GIVEN INSTRUCTION. Within the material below, find each line bearing the word "versnellingsbak" and present it.

SUPPLIED MATERIAL.
%%

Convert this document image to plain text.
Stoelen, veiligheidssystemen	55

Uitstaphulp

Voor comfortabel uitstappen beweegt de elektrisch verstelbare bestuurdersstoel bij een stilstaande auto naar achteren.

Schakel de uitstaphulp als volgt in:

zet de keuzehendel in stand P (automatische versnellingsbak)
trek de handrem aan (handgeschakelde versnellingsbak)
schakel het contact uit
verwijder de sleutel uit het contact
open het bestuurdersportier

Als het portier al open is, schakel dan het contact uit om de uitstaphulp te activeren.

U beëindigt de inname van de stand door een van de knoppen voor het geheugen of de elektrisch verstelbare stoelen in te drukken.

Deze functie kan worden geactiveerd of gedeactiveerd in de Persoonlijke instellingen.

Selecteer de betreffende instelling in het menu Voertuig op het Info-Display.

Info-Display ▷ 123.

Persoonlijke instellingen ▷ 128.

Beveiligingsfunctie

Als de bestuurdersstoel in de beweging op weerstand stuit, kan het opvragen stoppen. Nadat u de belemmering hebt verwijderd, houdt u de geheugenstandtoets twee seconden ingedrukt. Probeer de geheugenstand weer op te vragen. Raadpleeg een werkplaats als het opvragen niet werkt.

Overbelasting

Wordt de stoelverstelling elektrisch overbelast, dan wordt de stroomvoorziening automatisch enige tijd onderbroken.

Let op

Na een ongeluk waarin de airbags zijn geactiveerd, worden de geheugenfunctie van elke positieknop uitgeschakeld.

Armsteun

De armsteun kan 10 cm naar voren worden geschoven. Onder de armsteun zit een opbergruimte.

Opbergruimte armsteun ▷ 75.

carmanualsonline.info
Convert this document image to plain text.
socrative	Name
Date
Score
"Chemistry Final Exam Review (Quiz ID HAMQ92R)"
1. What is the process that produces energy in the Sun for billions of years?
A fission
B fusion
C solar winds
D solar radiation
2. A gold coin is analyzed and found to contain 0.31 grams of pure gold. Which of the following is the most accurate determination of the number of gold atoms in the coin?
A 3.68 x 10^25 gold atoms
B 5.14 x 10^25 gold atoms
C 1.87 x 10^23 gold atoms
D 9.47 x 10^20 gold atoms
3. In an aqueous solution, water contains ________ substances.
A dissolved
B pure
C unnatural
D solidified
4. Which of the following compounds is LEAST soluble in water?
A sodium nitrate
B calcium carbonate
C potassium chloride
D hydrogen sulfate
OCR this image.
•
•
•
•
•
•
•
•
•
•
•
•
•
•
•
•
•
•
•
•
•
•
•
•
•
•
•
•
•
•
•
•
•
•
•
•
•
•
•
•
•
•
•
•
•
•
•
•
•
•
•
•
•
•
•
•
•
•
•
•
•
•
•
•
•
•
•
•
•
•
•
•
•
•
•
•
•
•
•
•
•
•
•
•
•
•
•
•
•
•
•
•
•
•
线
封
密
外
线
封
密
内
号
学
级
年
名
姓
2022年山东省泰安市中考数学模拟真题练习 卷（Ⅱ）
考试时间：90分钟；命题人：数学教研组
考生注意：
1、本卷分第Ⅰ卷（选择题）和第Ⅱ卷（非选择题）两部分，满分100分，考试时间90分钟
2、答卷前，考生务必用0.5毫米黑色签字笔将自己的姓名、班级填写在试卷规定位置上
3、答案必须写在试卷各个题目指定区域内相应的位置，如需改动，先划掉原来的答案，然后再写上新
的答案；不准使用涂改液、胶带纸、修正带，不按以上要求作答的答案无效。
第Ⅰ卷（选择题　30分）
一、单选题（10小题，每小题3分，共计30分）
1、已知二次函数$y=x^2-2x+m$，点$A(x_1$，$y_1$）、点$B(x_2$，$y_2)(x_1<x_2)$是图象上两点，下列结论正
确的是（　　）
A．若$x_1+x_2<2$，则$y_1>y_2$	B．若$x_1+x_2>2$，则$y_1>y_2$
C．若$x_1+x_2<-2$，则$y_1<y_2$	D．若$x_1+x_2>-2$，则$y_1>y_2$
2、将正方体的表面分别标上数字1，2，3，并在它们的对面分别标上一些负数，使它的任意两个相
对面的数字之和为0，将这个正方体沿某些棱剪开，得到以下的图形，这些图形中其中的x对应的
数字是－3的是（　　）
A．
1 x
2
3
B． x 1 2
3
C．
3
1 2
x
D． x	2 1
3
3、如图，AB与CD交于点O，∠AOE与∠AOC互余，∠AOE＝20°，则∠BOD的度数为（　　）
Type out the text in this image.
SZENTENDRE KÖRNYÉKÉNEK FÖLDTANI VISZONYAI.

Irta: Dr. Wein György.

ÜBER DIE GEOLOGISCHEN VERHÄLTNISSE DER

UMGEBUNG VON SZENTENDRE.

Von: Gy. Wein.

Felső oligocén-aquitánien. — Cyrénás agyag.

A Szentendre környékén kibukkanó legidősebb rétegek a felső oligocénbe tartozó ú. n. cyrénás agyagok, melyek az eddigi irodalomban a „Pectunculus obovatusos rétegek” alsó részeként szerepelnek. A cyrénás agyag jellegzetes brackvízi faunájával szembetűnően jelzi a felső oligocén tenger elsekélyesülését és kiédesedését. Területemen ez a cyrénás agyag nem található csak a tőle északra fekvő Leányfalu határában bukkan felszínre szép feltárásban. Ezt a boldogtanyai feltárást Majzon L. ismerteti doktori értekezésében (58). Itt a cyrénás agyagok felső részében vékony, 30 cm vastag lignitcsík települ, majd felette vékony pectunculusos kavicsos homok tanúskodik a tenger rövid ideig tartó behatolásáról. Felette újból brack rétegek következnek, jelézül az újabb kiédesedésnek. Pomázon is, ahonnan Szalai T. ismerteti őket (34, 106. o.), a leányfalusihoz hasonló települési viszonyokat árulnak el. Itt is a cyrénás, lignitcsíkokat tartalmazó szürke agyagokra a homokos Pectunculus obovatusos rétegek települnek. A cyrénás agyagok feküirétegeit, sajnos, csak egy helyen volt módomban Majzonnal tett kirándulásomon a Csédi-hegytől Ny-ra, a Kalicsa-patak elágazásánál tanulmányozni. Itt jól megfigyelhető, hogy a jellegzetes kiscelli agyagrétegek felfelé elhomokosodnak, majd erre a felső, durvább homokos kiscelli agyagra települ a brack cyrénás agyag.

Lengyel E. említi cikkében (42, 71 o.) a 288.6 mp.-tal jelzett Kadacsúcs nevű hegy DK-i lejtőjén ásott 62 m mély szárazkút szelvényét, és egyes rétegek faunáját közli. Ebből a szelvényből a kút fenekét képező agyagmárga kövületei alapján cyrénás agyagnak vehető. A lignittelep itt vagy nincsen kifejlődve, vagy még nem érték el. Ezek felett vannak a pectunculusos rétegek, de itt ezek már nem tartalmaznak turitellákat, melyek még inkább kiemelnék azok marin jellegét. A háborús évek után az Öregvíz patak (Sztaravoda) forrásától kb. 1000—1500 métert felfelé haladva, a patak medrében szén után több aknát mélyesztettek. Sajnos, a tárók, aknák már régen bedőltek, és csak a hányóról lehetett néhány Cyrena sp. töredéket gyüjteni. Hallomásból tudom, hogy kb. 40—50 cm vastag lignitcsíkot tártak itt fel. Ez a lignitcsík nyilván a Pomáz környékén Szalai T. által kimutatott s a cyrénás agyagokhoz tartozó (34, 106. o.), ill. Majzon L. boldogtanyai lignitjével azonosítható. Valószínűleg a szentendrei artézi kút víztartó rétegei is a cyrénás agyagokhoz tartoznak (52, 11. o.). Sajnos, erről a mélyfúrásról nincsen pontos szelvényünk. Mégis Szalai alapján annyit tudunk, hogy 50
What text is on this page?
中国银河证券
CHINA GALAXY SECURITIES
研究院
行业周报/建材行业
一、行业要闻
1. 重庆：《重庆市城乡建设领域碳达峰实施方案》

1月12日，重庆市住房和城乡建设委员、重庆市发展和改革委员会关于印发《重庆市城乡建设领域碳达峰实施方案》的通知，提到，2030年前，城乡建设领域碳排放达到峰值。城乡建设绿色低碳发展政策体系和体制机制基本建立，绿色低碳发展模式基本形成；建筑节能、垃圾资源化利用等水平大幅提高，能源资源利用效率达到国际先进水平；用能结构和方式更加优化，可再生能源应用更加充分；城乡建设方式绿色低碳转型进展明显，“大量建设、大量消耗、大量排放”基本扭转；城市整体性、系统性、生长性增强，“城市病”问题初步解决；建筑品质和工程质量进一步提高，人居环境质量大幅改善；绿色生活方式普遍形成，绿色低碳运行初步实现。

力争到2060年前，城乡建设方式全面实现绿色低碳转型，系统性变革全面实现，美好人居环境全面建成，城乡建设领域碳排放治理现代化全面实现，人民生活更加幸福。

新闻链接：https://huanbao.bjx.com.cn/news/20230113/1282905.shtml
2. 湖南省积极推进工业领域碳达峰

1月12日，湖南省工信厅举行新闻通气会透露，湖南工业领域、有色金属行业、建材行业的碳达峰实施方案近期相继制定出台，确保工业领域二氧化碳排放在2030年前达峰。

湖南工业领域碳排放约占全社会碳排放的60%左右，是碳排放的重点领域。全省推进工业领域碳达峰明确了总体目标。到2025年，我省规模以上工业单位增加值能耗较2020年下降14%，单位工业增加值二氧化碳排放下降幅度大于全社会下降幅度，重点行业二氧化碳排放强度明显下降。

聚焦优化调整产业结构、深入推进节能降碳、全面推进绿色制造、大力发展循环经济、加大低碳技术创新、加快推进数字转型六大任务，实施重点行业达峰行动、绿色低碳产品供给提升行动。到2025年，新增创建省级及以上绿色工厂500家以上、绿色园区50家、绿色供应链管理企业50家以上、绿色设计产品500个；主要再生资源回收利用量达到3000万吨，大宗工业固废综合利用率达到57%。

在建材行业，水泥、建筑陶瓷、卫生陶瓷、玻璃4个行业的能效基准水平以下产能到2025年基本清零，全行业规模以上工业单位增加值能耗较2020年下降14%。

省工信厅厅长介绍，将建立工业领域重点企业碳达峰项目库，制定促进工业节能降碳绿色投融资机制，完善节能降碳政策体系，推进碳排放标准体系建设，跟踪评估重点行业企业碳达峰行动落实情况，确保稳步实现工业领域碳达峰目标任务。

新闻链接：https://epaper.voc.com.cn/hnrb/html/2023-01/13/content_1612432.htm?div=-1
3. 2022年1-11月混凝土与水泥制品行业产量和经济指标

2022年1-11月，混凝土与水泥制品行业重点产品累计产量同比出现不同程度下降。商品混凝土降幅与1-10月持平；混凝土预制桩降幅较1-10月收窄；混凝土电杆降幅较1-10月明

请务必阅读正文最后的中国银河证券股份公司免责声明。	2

%%

ANSWER TO THIS PROBLEM.
zet de keuzehendel in stand P (automatische versnellingsbak)
trek de handrem aan (handgeschakelde versnellingsbak)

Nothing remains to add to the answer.